Which lines contain the word "sifflement"? Return each of them as written.

Data listing ->
+ + +

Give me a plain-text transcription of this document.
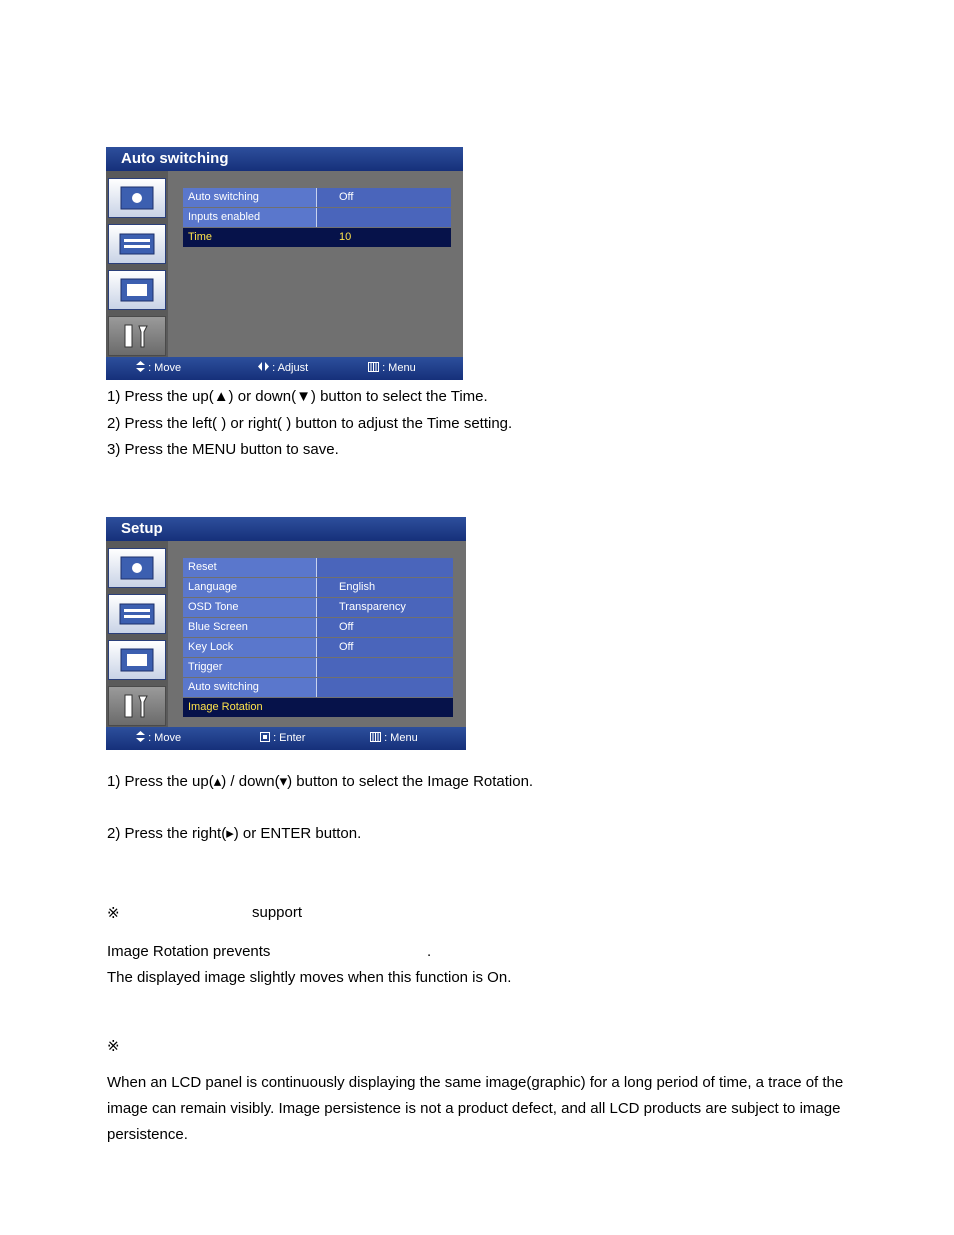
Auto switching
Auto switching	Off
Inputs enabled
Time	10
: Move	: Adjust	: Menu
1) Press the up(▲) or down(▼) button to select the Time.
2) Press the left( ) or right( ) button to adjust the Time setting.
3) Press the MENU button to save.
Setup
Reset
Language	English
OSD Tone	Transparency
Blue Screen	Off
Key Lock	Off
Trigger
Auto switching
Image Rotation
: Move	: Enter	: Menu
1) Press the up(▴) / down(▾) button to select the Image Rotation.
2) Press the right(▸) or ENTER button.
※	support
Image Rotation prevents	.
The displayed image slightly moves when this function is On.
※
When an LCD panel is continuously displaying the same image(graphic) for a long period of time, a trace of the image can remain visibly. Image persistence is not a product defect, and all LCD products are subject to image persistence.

+ + +

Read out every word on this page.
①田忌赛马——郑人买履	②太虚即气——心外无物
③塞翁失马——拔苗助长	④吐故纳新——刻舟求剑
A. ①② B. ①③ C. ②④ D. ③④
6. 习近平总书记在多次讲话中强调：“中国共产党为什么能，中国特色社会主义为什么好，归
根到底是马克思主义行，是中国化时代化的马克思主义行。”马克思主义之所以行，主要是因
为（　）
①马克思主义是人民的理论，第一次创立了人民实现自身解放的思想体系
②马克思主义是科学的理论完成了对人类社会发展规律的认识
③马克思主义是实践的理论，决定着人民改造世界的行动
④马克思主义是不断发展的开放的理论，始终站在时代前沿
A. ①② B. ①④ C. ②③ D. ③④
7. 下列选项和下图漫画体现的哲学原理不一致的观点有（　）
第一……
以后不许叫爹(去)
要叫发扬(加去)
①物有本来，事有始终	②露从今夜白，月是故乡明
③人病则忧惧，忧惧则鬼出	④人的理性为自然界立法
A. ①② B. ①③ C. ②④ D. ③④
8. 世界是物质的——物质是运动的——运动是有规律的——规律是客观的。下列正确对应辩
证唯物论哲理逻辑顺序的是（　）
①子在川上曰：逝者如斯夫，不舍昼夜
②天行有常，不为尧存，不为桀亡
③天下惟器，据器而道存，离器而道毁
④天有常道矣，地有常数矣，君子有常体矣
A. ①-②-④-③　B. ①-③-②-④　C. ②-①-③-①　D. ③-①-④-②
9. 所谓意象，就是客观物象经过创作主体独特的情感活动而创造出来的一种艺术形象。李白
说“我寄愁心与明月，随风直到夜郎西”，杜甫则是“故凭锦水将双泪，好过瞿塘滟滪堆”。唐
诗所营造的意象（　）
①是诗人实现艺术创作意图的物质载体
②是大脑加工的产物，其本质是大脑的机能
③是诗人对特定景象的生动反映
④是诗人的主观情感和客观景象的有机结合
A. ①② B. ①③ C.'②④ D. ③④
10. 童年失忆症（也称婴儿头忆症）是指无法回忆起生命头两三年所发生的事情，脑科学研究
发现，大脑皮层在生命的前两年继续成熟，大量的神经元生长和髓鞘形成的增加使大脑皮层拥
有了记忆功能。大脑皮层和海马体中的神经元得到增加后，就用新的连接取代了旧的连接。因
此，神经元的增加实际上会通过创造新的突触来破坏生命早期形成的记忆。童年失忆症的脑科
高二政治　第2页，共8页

+ + +

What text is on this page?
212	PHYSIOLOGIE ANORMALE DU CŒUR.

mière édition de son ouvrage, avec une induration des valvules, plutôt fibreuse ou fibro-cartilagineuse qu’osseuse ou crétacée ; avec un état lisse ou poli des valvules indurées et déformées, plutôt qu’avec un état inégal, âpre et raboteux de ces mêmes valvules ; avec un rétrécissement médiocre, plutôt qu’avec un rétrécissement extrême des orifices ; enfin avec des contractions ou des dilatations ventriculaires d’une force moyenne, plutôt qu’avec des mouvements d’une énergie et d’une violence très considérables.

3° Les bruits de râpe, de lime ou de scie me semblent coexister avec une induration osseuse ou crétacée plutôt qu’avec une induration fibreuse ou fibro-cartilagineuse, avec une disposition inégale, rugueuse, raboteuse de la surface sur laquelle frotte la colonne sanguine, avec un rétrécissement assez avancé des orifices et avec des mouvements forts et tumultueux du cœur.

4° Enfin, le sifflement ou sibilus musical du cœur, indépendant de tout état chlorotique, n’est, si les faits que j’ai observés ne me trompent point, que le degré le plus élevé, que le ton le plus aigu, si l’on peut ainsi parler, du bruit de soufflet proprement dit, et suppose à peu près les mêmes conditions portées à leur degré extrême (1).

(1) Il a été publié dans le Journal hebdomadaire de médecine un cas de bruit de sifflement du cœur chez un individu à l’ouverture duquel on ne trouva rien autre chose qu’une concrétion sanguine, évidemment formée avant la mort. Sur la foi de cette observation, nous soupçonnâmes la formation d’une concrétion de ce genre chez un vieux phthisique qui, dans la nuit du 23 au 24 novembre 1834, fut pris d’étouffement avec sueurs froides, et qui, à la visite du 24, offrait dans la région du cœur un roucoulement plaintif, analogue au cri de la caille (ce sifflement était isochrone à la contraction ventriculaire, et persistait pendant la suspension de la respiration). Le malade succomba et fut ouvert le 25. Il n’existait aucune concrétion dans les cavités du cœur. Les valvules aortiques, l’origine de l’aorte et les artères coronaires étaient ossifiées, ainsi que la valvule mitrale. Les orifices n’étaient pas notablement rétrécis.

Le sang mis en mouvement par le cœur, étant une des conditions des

+ + +

Solution ->
4° Enfin, le sifflement ou sibilus musical du cœur, indépendant de tout état chlorotique, n’est, si les faits que j’ai observés ne me trompent point, que le degré le plus élevé, que le ton le plus aigu, si l’on peut ainsi parler, du bruit de soufflet proprement dit, et suppose à peu près les mêmes conditions portées à leur degré extrême (1).
(1) Il a été publié dans le Journal hebdomadaire de médecine un cas de bruit de sifflement du cœur chez un individu à l’ouverture duquel on ne trouva rien autre chose qu’une concrétion sanguine, évidemment formée avant la mort. Sur la foi de cette observation, nous soupçonnâmes la formation d’une concrétion de ce genre chez un vieux phthisique qui, dans la nuit du 23 au 24 novembre 1834, fut pris d’étouffement avec sueurs froides, et qui, à la visite du 24, offrait dans la région du cœur un roucoulement plaintif, analogue au cri de la caille (ce sifflement était isochrone à la contraction ventriculaire, et persistait pendant la suspension de la respiration). Le malade succomba et fut ouvert le 25. Il n’existait aucune concrétion dans les cavités du cœur. Les valvules aortiques, l’origine de l’aorte et les artères coronaires étaient ossifiées, ainsi que la valvule mitrale. Les orifices n’étaient pas notablement rétrécis.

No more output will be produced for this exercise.